■ Input records:
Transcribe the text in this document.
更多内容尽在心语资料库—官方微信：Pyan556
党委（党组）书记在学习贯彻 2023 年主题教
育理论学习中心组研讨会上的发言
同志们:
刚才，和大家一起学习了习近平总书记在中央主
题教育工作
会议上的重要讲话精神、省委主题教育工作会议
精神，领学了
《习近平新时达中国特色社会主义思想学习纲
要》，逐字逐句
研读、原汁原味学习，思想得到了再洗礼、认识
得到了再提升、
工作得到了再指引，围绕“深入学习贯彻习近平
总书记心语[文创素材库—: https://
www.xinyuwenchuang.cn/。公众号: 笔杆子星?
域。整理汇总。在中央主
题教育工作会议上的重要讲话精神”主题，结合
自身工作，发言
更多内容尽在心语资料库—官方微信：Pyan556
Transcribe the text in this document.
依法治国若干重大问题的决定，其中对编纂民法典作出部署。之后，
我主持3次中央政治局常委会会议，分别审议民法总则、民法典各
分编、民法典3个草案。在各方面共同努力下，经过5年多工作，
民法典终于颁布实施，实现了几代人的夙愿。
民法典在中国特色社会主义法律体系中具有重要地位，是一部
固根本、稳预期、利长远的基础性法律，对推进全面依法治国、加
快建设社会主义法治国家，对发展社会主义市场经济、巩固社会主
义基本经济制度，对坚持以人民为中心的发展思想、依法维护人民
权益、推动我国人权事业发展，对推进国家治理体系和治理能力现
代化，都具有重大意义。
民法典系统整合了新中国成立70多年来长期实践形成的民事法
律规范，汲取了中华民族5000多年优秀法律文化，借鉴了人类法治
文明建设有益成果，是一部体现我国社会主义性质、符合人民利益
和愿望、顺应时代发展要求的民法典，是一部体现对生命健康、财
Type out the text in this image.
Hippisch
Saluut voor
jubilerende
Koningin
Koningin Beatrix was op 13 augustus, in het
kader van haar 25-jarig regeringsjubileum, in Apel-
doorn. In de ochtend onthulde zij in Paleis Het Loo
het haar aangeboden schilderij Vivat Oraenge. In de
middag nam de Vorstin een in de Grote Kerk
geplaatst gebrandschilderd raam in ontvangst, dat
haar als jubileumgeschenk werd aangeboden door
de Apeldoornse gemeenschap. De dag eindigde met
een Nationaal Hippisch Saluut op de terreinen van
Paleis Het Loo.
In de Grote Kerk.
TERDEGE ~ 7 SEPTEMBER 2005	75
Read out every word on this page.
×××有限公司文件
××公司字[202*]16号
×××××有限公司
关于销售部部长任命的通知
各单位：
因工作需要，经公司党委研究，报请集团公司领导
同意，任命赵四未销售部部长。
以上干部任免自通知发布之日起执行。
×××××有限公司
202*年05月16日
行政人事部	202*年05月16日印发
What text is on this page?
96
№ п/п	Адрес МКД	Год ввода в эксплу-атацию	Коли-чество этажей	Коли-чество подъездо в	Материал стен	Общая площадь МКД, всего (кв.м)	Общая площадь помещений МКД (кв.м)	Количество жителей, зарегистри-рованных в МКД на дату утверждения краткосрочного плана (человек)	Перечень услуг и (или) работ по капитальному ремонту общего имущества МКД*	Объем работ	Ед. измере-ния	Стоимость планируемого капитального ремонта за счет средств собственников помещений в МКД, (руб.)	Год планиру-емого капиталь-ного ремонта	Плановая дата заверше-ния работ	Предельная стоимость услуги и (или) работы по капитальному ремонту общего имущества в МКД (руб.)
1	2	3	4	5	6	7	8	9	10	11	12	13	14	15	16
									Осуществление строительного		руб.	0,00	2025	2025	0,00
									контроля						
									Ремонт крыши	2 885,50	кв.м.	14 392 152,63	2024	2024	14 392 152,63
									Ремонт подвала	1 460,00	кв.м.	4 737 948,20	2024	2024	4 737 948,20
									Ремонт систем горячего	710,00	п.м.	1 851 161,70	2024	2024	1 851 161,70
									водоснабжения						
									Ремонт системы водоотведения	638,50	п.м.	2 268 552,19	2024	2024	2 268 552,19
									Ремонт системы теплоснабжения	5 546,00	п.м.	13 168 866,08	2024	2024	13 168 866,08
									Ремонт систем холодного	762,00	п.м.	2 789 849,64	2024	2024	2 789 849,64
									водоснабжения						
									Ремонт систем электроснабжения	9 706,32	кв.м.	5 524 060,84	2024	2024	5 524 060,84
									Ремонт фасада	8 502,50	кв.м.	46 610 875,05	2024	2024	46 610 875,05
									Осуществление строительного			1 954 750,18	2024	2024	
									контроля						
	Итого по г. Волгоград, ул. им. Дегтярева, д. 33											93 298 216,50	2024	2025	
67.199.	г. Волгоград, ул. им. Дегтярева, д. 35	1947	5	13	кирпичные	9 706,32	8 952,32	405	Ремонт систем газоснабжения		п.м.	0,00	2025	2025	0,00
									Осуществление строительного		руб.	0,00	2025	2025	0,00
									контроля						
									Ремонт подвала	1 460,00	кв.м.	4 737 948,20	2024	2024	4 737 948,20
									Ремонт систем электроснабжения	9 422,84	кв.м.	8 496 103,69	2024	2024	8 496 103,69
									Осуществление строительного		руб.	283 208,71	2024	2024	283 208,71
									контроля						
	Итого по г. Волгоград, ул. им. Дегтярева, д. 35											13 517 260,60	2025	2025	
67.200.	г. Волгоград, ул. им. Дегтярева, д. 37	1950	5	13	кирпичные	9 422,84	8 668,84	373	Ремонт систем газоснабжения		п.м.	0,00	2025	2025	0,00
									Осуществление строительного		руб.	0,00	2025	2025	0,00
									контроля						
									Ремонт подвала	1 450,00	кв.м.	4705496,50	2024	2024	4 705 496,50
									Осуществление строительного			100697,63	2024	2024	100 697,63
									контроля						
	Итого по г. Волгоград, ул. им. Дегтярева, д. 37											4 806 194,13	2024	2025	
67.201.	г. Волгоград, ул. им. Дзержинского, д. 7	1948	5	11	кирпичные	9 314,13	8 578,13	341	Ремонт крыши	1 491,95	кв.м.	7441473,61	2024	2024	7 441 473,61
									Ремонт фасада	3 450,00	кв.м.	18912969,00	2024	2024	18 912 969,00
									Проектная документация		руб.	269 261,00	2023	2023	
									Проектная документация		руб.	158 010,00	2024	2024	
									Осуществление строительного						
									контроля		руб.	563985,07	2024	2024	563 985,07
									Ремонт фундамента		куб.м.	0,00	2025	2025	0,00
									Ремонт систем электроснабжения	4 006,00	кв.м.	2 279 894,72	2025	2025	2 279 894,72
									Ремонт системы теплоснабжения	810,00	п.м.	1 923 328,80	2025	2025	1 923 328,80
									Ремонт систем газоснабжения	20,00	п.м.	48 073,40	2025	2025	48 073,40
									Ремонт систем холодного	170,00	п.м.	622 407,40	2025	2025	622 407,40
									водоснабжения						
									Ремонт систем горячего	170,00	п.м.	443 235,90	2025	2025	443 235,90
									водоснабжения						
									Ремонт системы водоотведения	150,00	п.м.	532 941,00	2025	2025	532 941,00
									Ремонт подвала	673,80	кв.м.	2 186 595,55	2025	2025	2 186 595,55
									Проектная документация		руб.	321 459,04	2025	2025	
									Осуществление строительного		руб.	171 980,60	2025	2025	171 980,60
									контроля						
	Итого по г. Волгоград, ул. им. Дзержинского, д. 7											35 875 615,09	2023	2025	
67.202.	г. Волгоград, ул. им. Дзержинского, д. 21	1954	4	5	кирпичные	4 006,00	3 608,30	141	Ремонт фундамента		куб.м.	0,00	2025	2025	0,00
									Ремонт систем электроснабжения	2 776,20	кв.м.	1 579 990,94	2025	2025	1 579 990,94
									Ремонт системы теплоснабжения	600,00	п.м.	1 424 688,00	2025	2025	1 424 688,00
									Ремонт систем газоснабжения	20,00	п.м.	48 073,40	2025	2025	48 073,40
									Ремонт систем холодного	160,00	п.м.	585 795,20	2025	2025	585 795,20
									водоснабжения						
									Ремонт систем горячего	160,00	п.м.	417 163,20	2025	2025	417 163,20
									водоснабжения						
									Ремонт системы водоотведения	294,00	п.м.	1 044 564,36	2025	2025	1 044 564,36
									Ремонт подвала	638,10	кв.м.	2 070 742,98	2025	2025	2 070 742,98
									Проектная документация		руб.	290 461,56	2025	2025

■ Given problem: Copy each line holding the word "водоотведения" from the listing above.

■ Task output:
									Ремонт системы водоотведения	638,50	п.м.	2 268 552,19	2024	2024	2 268 552,19
									Ремонт системы водоотведения	150,00	п.м.	532 941,00	2025	2025	532 941,00
									Ремонт системы водоотведения	294,00	п.м.	1 044 564,36	2025	2025	1 044 564,36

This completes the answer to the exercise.